::: PROVIDED RECORDS

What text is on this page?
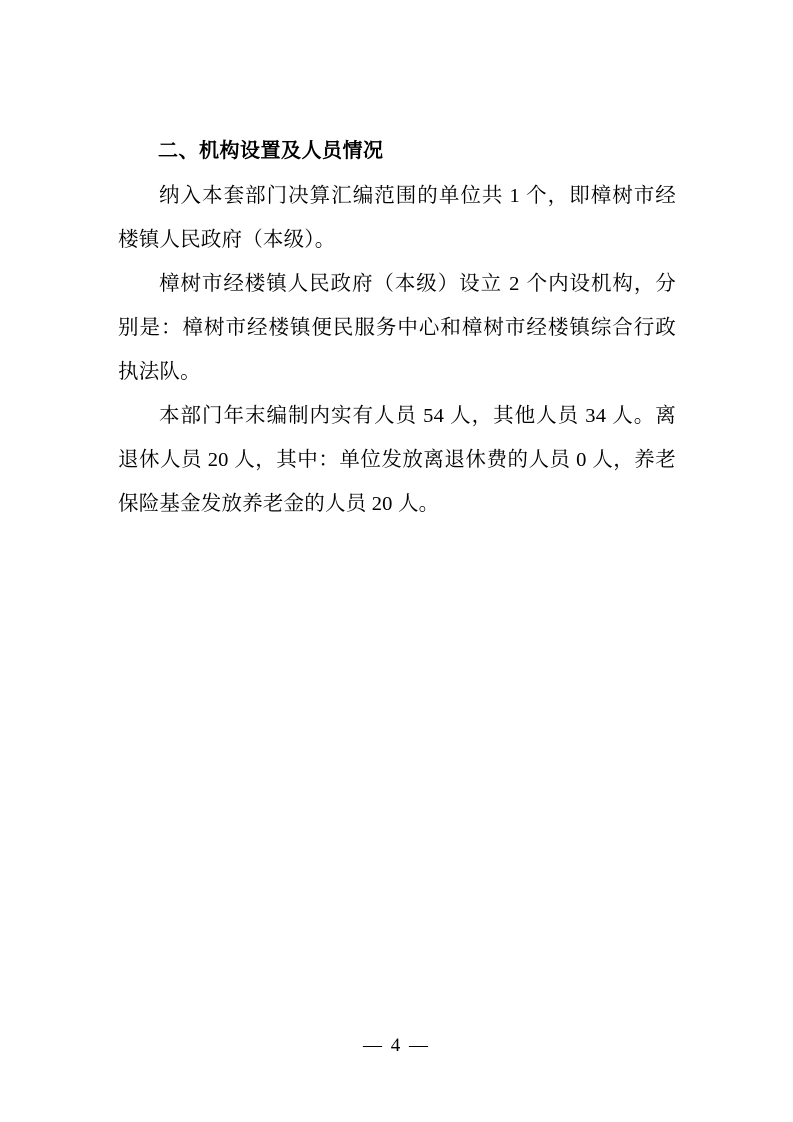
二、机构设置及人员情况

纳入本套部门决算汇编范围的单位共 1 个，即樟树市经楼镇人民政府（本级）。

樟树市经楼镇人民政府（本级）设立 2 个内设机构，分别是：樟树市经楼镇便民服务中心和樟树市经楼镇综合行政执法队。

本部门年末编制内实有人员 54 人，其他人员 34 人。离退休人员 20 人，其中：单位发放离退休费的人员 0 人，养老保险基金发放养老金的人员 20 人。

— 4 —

::::::

JOB:
Reproduce every record above exactly, but leave out the pictures.

SOLUTION TO THIS EXERCISE:
What text is on this page?
二、机构设置及人员情况

纳入本套部门决算汇编范围的单位共 1 个，即樟树市经楼镇人民政府（本级）。

樟树市经楼镇人民政府（本级）设立 2 个内设机构，分别是：樟树市经楼镇便民服务中心和樟树市经楼镇综合行政执法队。

本部门年末编制内实有人员 54 人，其他人员 34 人。离退休人员 20 人，其中：单位发放离退休费的人员 0 人，养老保险基金发放养老金的人员 20 人。

— 4 —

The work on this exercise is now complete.